TASK DIRECTIONS: Set down the whole listing verbatim.

Data entries
• • •

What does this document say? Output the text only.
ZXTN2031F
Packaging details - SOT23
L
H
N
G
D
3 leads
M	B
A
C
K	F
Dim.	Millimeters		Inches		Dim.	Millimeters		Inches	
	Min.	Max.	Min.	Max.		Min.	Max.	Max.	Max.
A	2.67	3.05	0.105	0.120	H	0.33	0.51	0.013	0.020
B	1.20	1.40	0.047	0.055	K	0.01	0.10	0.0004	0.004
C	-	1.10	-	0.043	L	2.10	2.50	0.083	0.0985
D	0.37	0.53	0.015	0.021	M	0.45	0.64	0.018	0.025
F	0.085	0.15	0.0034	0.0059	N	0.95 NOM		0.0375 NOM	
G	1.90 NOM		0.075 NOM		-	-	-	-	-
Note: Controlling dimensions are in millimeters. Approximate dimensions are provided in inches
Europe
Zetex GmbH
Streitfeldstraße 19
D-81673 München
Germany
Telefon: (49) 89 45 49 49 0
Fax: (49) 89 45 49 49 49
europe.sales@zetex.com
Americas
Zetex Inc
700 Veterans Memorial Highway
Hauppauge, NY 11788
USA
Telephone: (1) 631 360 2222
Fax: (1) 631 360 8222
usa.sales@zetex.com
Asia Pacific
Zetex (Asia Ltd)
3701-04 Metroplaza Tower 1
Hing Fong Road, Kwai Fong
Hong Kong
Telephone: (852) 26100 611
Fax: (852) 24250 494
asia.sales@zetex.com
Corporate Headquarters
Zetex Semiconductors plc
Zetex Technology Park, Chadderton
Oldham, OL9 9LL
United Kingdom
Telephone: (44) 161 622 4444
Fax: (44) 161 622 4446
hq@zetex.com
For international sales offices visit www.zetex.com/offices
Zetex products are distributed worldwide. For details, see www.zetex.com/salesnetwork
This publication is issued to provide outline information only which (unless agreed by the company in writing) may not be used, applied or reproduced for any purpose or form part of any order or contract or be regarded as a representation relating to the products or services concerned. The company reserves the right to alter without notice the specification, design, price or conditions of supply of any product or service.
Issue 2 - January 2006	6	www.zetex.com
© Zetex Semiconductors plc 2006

• • •

IN RESPONSE:
What does this document say? Output the text only.
ZXTN2031F
Packaging details - SOT23
L
H
N
G
D
3 leads
M	B
A
C
K	F
Dim.	Millimeters		Inches		Dim.	Millimeters		Inches	
	Min.	Max.	Min.	Max.		Min.	Max.	Max.	Max.
A	2.67	3.05	0.105	0.120	H	0.33	0.51	0.013	0.020
B	1.20	1.40	0.047	0.055	K	0.01	0.10	0.0004	0.004
C	-	1.10	-	0.043	L	2.10	2.50	0.083	0.0985
D	0.37	0.53	0.015	0.021	M	0.45	0.64	0.018	0.025
F	0.085	0.15	0.0034	0.0059	N	0.95 NOM		0.0375 NOM	
G	1.90 NOM		0.075 NOM		-	-	-	-	-
Note: Controlling dimensions are in millimeters. Approximate dimensions are provided in inches
Europe
Zetex GmbH
Streitfeldstraße 19
D-81673 München
Germany
Telefon: (49) 89 45 49 49 0
Fax: (49) 89 45 49 49 49
europe.sales@zetex.com
Americas
Zetex Inc
700 Veterans Memorial Highway
Hauppauge, NY 11788
USA
Telephone: (1) 631 360 2222
Fax: (1) 631 360 8222
usa.sales@zetex.com
Asia Pacific
Zetex (Asia Ltd)
3701-04 Metroplaza Tower 1
Hing Fong Road, Kwai Fong
Hong Kong
Telephone: (852) 26100 611
Fax: (852) 24250 494
asia.sales@zetex.com
Corporate Headquarters
Zetex Semiconductors plc
Zetex Technology Park, Chadderton
Oldham, OL9 9LL
United Kingdom
Telephone: (44) 161 622 4444
Fax: (44) 161 622 4446
hq@zetex.com
For international sales offices visit www.zetex.com/offices
Zetex products are distributed worldwide. For details, see www.zetex.com/salesnetwork
This publication is issued to provide outline information only which (unless agreed by the company in writing) may not be used, applied or reproduced for any purpose or form part of any order or contract or be regarded as a representation relating to the products or services concerned. The company reserves the right to alter without notice the specification, design, price or conditions of supply of any product or service.
Issue 2 - January 2006	6	www.zetex.com
© Zetex Semiconductors plc 2006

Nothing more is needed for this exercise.